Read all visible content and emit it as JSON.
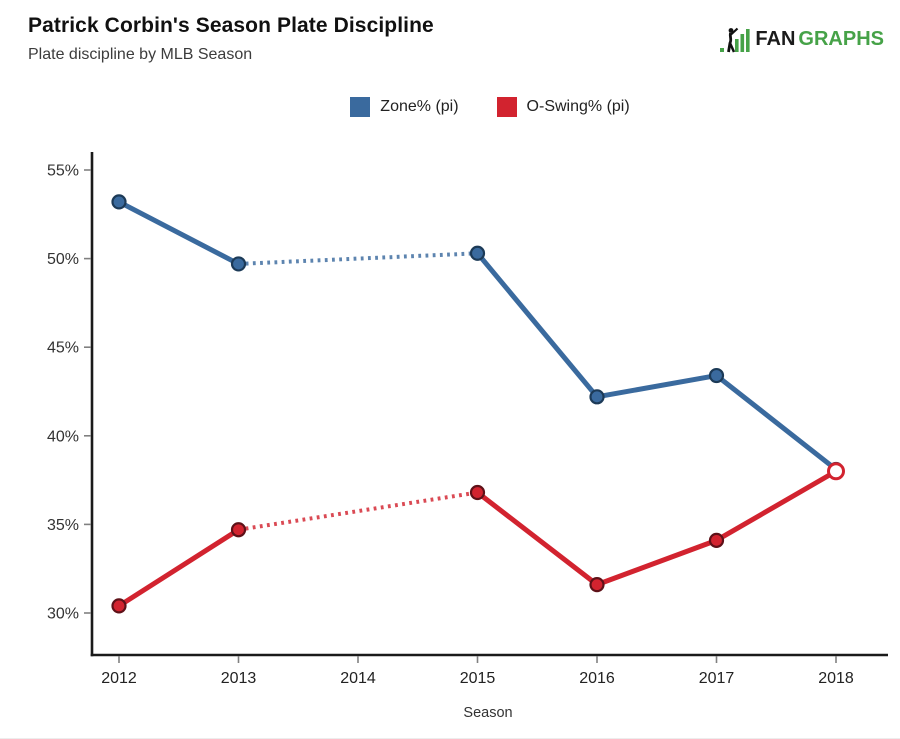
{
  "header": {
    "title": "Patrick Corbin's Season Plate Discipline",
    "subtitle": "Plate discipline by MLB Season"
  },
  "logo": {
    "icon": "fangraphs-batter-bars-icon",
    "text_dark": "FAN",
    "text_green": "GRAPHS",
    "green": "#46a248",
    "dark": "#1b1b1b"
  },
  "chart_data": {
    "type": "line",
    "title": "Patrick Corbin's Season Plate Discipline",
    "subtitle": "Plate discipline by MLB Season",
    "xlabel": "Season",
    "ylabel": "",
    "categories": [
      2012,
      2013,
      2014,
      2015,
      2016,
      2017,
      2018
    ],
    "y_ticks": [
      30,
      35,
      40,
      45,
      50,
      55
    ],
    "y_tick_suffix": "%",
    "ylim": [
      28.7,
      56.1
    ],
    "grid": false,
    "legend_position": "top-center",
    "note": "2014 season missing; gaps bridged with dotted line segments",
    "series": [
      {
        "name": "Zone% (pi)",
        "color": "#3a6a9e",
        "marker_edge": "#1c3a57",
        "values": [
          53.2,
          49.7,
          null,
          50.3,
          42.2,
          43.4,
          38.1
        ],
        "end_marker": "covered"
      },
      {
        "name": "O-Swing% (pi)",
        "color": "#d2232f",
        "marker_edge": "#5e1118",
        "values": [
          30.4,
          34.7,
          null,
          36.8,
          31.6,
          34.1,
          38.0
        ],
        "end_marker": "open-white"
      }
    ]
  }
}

◇ ◇ ◇ ◇ ◇

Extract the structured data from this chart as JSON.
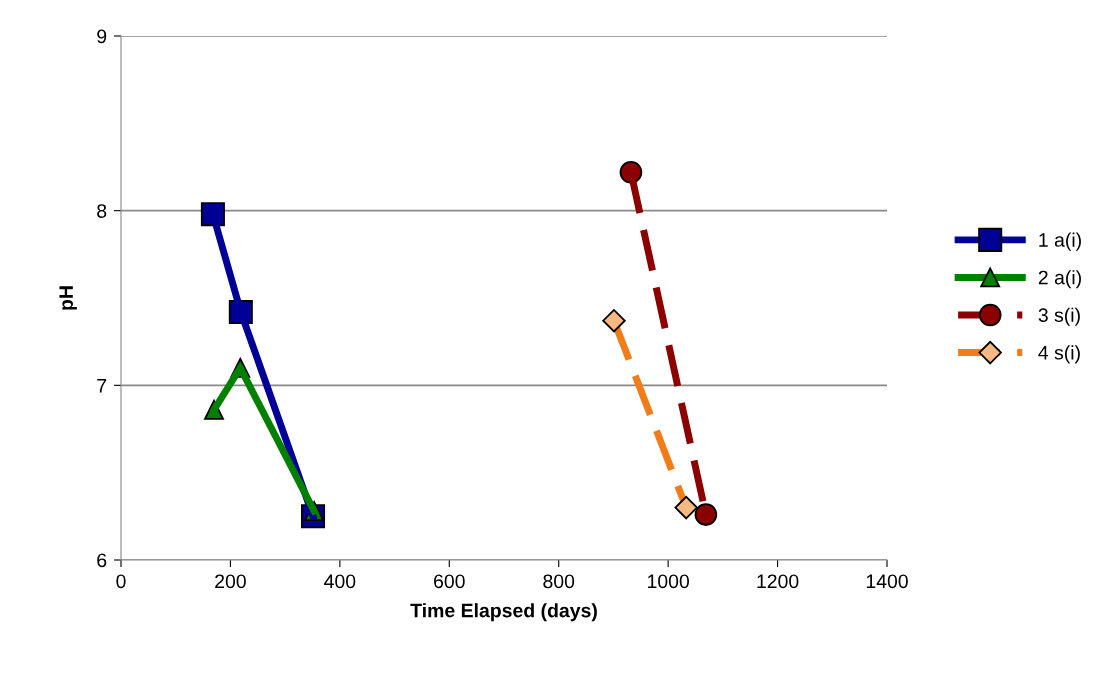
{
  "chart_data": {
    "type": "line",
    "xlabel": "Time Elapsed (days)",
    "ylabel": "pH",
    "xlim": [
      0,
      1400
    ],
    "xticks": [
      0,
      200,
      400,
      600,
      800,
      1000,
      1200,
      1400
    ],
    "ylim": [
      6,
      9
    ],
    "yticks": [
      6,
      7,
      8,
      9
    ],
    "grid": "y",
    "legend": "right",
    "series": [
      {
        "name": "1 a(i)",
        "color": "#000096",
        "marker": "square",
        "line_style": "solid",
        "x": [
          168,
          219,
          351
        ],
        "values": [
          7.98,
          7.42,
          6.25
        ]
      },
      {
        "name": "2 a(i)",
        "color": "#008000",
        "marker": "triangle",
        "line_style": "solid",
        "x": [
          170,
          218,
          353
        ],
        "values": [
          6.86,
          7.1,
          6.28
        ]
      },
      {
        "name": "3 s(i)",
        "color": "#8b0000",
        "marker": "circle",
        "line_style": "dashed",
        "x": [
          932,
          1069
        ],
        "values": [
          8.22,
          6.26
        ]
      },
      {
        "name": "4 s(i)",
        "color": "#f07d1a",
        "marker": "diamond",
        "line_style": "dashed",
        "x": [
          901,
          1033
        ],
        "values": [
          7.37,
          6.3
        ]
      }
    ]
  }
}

◇ ◇ ◇ ◇ ◇

Given task:
Leave out every line without the string "JSON" and copy the rest.

Task output:
Read all visible content and emit it as JSON.
Extract the structured data from this chart as JSON.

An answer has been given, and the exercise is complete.